**Stored data:**
* START *

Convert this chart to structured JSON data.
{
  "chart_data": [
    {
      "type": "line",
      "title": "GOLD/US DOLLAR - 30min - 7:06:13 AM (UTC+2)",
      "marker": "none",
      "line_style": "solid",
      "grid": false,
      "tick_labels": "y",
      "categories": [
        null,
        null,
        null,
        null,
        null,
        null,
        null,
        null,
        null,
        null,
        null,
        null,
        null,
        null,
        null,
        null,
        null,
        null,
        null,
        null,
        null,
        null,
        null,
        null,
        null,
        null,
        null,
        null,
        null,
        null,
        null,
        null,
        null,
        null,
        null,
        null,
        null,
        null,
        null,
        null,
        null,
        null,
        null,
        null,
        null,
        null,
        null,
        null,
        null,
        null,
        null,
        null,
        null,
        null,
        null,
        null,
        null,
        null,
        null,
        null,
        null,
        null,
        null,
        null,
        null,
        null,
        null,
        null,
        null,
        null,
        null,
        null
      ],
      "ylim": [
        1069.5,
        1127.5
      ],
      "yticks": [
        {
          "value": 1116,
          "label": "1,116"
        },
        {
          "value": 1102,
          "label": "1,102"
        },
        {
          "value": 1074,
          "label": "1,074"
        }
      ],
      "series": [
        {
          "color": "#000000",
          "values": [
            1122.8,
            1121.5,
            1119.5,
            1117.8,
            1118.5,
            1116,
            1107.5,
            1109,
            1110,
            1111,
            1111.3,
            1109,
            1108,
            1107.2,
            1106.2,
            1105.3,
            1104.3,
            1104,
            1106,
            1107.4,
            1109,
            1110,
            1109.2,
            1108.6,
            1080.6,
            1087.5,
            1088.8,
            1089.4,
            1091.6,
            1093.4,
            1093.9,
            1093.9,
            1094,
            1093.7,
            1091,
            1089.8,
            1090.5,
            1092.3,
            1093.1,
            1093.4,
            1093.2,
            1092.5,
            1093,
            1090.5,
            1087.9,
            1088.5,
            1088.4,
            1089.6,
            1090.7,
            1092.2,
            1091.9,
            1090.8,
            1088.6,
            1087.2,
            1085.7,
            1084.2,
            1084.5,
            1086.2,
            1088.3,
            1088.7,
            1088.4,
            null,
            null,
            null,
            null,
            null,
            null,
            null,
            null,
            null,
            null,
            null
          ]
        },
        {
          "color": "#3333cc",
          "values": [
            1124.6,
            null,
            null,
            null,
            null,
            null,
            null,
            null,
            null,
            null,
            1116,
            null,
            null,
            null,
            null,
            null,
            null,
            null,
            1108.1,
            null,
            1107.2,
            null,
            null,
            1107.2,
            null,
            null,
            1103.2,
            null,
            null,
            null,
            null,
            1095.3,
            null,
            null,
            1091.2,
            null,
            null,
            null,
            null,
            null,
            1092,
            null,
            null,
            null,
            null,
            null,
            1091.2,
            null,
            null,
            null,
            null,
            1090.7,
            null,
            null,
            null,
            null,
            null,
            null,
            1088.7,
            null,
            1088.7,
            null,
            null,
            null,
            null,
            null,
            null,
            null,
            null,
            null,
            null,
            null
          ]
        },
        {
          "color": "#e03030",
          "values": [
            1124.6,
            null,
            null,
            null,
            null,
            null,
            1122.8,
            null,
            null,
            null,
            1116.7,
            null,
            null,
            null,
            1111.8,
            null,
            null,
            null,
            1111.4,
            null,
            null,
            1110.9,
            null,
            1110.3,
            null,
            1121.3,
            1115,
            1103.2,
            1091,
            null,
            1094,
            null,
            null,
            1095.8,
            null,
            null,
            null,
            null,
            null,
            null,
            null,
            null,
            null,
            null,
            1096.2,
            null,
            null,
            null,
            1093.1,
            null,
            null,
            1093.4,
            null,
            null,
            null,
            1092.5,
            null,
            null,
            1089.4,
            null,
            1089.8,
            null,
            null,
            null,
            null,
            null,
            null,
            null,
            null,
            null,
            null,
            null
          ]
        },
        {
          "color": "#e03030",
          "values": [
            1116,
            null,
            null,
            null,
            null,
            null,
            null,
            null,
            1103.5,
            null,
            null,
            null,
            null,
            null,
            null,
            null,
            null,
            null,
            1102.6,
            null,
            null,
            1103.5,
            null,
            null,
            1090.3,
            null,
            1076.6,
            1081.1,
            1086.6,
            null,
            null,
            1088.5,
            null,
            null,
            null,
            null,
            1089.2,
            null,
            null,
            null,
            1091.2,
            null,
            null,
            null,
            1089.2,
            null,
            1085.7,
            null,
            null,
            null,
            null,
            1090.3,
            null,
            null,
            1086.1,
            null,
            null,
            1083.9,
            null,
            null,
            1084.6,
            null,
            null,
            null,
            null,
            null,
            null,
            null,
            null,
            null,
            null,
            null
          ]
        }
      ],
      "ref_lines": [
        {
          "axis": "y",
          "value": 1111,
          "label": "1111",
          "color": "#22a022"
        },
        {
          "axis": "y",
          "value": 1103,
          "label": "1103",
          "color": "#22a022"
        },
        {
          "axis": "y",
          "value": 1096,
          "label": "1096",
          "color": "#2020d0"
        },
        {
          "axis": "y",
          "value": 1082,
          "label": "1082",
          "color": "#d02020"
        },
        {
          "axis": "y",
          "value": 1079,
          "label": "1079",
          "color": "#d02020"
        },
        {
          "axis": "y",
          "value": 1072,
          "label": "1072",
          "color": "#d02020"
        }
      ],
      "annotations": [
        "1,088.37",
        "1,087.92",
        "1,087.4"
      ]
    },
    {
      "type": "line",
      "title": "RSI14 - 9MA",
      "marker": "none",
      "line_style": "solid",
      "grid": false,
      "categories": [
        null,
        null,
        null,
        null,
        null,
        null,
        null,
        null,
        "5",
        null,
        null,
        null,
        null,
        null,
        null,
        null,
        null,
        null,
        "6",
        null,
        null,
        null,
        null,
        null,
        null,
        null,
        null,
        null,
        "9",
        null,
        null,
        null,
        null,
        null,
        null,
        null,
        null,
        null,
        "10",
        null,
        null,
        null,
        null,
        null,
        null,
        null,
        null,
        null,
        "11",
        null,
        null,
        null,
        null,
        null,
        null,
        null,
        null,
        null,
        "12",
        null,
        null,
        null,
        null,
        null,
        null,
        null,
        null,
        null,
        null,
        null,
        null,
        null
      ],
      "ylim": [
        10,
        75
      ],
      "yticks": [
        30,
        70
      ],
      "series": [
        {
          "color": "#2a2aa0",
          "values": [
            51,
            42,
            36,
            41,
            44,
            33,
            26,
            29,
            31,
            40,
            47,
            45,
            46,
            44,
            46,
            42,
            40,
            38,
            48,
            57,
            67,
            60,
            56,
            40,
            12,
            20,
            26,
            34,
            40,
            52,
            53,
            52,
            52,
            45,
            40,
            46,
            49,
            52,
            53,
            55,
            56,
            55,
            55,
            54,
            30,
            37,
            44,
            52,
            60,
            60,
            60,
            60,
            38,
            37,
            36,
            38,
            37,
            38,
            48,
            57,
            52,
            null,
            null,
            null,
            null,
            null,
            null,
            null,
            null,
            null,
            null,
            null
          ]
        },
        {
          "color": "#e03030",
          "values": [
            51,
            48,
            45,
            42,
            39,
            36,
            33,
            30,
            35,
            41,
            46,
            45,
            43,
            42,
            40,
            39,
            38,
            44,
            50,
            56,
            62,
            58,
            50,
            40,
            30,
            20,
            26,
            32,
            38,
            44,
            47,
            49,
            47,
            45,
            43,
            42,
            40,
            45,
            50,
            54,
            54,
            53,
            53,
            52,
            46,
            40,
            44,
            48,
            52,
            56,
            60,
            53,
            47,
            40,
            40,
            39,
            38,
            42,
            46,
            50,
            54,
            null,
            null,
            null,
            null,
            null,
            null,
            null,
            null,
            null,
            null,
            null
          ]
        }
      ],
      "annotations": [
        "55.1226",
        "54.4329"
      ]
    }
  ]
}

* END *

**WHAT NEEDS TO BE DONE:** Collect the lines of the data that carry the word "title".

**FINAL ANSWER:**
      "title": "GOLD/US DOLLAR - 30min - 7:06:13 AM (UTC+2)",
      "title": "RSI14 - 9MA",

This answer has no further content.